> _EXERCISE PROMPT_
In the entries that follow, locate the line with "Read this page and output its text content.", then restate that line and all later lines exactly as they appear, leaving pictures out.
▬▬▬▬▬▬▬▬▬▬
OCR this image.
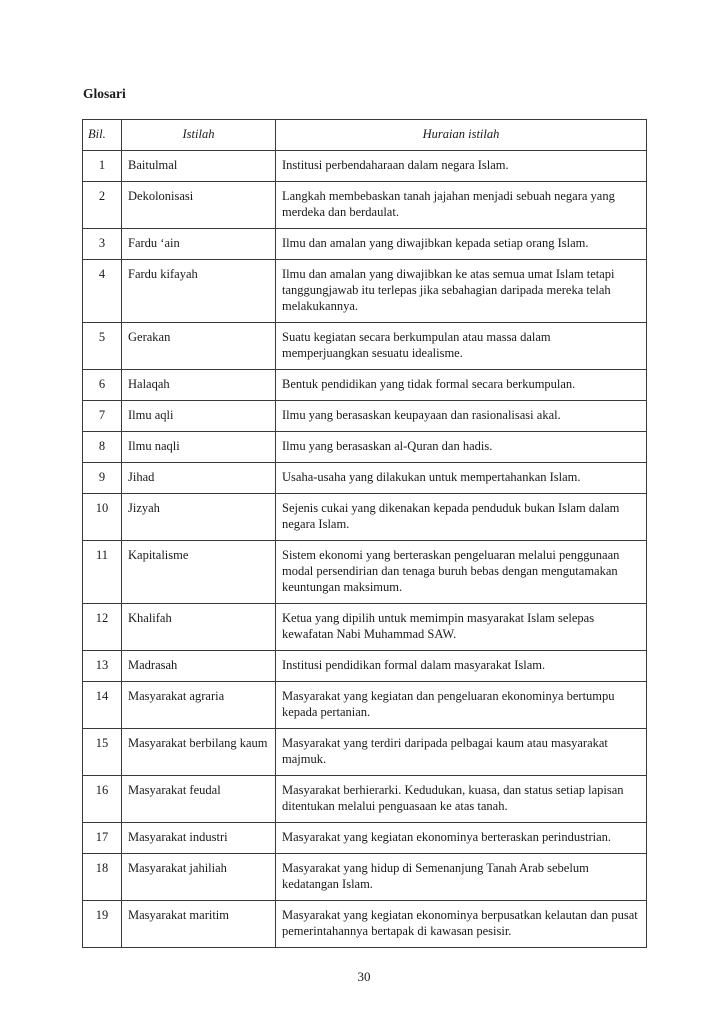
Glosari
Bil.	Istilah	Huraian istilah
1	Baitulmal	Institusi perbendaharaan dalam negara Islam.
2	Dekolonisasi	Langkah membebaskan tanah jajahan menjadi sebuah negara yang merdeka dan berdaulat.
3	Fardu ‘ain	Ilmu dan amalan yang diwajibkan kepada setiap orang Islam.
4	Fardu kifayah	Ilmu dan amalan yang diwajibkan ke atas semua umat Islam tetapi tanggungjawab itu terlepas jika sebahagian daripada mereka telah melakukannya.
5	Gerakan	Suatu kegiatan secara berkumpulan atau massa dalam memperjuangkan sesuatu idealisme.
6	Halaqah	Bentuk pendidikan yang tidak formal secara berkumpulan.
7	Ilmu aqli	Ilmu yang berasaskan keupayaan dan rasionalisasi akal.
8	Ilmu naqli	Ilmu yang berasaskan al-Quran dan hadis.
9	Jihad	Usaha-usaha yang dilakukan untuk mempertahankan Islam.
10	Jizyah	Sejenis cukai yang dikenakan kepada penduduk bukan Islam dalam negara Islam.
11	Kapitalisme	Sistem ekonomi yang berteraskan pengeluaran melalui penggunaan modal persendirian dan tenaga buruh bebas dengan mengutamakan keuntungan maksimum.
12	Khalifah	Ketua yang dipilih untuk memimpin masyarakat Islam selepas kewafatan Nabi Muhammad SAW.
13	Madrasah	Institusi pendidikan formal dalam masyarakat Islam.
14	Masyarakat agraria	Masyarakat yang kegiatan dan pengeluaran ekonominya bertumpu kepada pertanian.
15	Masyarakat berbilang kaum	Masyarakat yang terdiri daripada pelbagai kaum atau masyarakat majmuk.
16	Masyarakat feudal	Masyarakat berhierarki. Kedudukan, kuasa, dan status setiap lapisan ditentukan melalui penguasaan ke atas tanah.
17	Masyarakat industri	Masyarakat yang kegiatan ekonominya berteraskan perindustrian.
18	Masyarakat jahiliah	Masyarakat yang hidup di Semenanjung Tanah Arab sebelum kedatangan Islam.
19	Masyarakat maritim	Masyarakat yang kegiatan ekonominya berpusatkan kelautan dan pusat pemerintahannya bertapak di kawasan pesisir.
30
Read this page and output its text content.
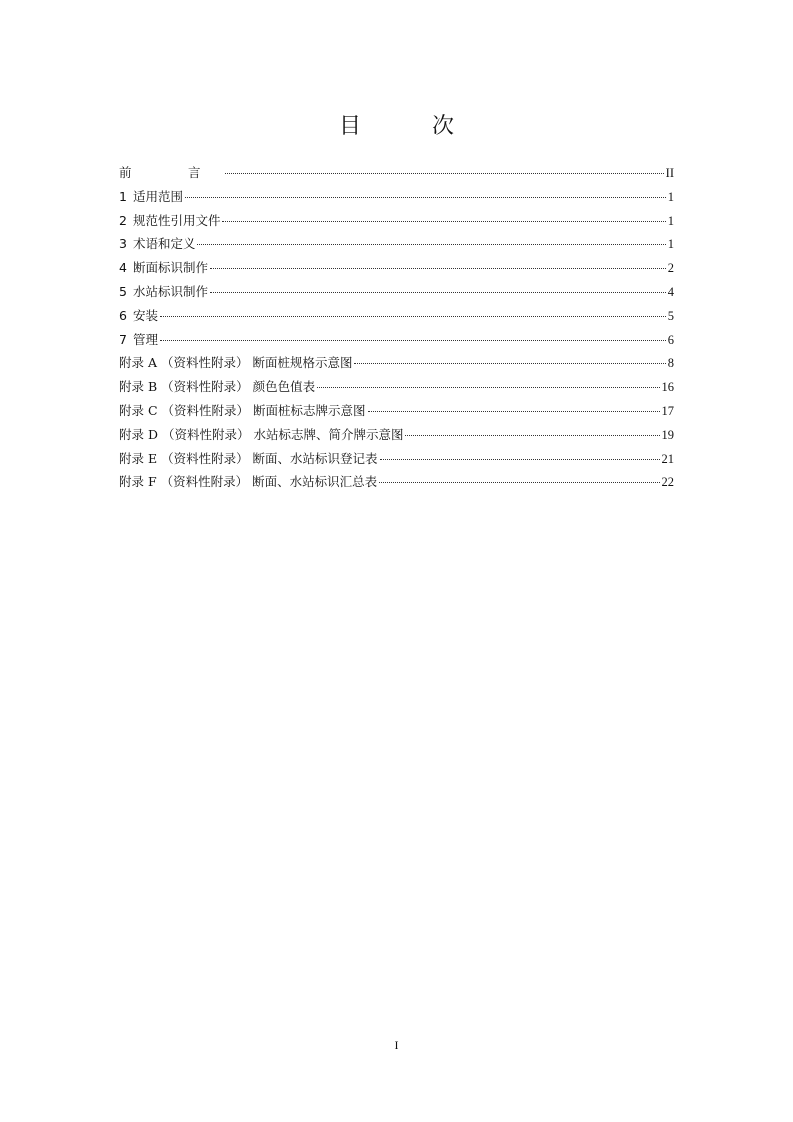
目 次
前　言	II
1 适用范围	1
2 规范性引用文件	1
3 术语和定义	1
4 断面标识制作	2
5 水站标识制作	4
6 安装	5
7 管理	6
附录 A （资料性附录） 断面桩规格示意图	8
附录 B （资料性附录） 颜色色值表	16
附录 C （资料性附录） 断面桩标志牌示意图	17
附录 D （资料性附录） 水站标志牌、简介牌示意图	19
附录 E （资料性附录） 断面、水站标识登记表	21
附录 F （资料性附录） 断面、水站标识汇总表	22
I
▬▬▬▬▬▬▬▬▬▬
> _OUTPUT FOR THIS TASK_
Read this page and output its text content.
目 次
前　言	II
1 适用范围	1
2 规范性引用文件	1
3 术语和定义	1
4 断面标识制作	2
5 水站标识制作	4
6 安装	5
7 管理	6
附录 A （资料性附录） 断面桩规格示意图	8
附录 B （资料性附录） 颜色色值表	16
附录 C （资料性附录） 断面桩标志牌示意图	17
附录 D （资料性附录） 水站标志牌、简介牌示意图	19
附录 E （资料性附录） 断面、水站标识登记表	21
附录 F （资料性附录） 断面、水站标识汇总表	22
I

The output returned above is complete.